### Work to complete:
Rewrite the listing below, putting "scale-tick" in place of every "colorbar-tick" and leaving everything else unchanged.
======== Given entries ========
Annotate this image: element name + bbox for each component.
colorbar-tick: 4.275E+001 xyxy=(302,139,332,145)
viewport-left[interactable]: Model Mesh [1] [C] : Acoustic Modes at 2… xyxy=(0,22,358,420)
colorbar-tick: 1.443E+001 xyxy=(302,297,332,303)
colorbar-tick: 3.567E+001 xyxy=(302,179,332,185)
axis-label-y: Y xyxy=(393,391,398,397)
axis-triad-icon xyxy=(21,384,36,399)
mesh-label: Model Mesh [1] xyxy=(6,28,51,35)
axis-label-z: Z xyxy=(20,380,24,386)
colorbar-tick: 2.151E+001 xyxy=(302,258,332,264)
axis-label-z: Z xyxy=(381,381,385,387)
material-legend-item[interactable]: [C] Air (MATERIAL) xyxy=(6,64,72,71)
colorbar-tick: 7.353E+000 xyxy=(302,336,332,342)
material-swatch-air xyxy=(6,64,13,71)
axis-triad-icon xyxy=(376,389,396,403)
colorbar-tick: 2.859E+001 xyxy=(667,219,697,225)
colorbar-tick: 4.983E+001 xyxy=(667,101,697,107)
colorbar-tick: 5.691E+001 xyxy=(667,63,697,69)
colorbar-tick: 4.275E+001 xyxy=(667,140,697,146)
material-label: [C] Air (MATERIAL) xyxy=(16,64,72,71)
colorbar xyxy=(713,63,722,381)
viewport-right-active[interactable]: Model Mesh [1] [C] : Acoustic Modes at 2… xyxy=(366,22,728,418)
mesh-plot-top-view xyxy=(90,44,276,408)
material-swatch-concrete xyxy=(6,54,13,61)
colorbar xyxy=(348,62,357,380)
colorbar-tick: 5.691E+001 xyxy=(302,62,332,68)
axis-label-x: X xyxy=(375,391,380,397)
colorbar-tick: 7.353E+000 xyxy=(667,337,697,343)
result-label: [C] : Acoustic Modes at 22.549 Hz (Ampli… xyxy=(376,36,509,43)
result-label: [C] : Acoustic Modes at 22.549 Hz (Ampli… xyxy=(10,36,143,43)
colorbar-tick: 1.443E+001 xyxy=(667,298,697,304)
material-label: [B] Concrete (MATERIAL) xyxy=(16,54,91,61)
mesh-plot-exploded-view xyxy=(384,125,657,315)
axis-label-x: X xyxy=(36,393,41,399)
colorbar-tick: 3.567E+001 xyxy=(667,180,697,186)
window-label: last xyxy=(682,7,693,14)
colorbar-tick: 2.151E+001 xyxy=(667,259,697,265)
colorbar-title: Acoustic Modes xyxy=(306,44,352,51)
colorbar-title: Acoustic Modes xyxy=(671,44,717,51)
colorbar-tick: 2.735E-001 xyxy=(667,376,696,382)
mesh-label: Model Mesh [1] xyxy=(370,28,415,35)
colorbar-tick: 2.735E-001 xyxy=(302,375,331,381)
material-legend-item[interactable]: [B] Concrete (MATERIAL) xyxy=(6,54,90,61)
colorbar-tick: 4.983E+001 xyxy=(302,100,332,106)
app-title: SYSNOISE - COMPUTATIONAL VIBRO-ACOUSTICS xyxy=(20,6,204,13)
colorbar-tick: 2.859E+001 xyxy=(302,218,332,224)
========
### Answer to the task:
Annotate this image: element name + bbox for each component.
scale-tick: 4.275E+001 xyxy=(302,139,332,145)
viewport-left[interactable]: Model Mesh [1] [C] : Acoustic Modes at 2… xyxy=(0,22,358,420)
scale-tick: 1.443E+001 xyxy=(302,297,332,303)
scale-tick: 3.567E+001 xyxy=(302,179,332,185)
axis-label-y: Y xyxy=(393,391,398,397)
axis-triad-icon xyxy=(21,384,36,399)
mesh-label: Model Mesh [1] xyxy=(6,28,51,35)
axis-label-z: Z xyxy=(20,380,24,386)
scale-tick: 2.151E+001 xyxy=(302,258,332,264)
axis-label-z: Z xyxy=(381,381,385,387)
material-legend-item[interactable]: [C] Air (MATERIAL) xyxy=(6,64,72,71)
scale-tick: 7.353E+000 xyxy=(302,336,332,342)
material-swatch-air xyxy=(6,64,13,71)
axis-triad-icon xyxy=(376,389,396,403)
scale-tick: 2.859E+001 xyxy=(667,219,697,225)
scale-tick: 4.983E+001 xyxy=(667,101,697,107)
scale-tick: 5.691E+001 xyxy=(667,63,697,69)
scale-tick: 4.275E+001 xyxy=(667,140,697,146)
material-label: [C] Air (MATERIAL) xyxy=(16,64,72,71)
colorbar xyxy=(713,63,722,381)
viewport-right-active[interactable]: Model Mesh [1] [C] : Acoustic Modes at 2… xyxy=(366,22,728,418)
mesh-plot-top-view xyxy=(90,44,276,408)
material-swatch-concrete xyxy=(6,54,13,61)
colorbar xyxy=(348,62,357,380)
scale-tick: 5.691E+001 xyxy=(302,62,332,68)
axis-label-x: X xyxy=(375,391,380,397)
scale-tick: 7.353E+000 xyxy=(667,337,697,343)
result-label: [C] : Acoustic Modes at 22.549 Hz (Ampli… xyxy=(376,36,509,43)
result-label: [C] : Acoustic Modes at 22.549 Hz (Ampli… xyxy=(10,36,143,43)
scale-tick: 1.443E+001 xyxy=(667,298,697,304)
material-label: [B] Concrete (MATERIAL) xyxy=(16,54,91,61)
mesh-plot-exploded-view xyxy=(384,125,657,315)
axis-label-x: X xyxy=(36,393,41,399)
scale-tick: 3.567E+001 xyxy=(667,180,697,186)
window-label: last xyxy=(682,7,693,14)
scale-tick: 2.151E+001 xyxy=(667,259,697,265)
colorbar-title: Acoustic Modes xyxy=(306,44,352,51)
colorbar-title: Acoustic Modes xyxy=(671,44,717,51)
scale-tick: 2.735E-001 xyxy=(667,376,696,382)
mesh-label: Model Mesh [1] xyxy=(370,28,415,35)
scale-tick: 2.735E-001 xyxy=(302,375,331,381)
material-legend-item[interactable]: [B] Concrete (MATERIAL) xyxy=(6,54,90,61)
scale-tick: 4.983E+001 xyxy=(302,100,332,106)
app-title: SYSNOISE - COMPUTATIONAL VIBRO-ACOUSTICS xyxy=(20,6,204,13)
scale-tick: 2.859E+001 xyxy=(302,218,332,224)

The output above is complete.